◆ The exercise
Your task is to copy every line of the entries that contains "percent".

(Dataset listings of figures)
↓↓↓
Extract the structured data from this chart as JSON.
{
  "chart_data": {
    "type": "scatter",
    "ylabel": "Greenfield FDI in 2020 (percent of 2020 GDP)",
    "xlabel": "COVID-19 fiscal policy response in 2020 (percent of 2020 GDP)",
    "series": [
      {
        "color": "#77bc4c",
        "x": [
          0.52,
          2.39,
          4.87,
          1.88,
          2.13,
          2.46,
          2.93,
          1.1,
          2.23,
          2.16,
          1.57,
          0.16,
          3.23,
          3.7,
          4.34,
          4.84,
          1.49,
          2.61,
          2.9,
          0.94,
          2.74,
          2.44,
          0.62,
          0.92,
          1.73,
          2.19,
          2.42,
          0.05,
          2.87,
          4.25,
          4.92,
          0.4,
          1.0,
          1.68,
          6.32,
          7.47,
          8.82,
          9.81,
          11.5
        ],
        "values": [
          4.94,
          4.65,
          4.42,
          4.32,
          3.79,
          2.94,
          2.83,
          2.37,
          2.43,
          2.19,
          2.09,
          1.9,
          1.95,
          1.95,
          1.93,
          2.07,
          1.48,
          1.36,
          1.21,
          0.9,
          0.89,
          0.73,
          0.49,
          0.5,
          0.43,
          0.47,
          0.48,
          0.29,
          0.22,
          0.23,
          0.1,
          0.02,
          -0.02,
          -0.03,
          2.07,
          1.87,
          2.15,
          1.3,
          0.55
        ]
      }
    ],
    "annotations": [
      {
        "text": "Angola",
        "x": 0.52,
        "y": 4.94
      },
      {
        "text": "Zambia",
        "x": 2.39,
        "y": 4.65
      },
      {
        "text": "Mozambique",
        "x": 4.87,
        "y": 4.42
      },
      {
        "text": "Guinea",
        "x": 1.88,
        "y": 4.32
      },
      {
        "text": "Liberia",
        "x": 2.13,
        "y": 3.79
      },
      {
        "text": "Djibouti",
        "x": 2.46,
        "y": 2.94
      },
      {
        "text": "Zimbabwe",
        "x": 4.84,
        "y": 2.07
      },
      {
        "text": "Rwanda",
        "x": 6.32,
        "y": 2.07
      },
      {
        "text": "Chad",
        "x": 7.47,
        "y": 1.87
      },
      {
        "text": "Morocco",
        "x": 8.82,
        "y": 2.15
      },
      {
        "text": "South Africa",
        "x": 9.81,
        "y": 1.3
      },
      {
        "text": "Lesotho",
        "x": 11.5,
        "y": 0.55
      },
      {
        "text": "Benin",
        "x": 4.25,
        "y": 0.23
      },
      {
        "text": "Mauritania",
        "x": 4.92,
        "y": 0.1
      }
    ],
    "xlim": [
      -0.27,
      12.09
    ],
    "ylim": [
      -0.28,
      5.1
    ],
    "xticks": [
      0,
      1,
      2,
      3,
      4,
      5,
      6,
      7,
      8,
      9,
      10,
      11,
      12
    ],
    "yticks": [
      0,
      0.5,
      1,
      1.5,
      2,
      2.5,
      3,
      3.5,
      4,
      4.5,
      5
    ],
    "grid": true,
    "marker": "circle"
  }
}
↑↑↑
◆ Expected answer
    "ylabel": "Greenfield FDI in 2020 (percent of 2020 GDP)",
    "xlabel": "COVID-19 fiscal policy response in 2020 (percent of 2020 GDP)",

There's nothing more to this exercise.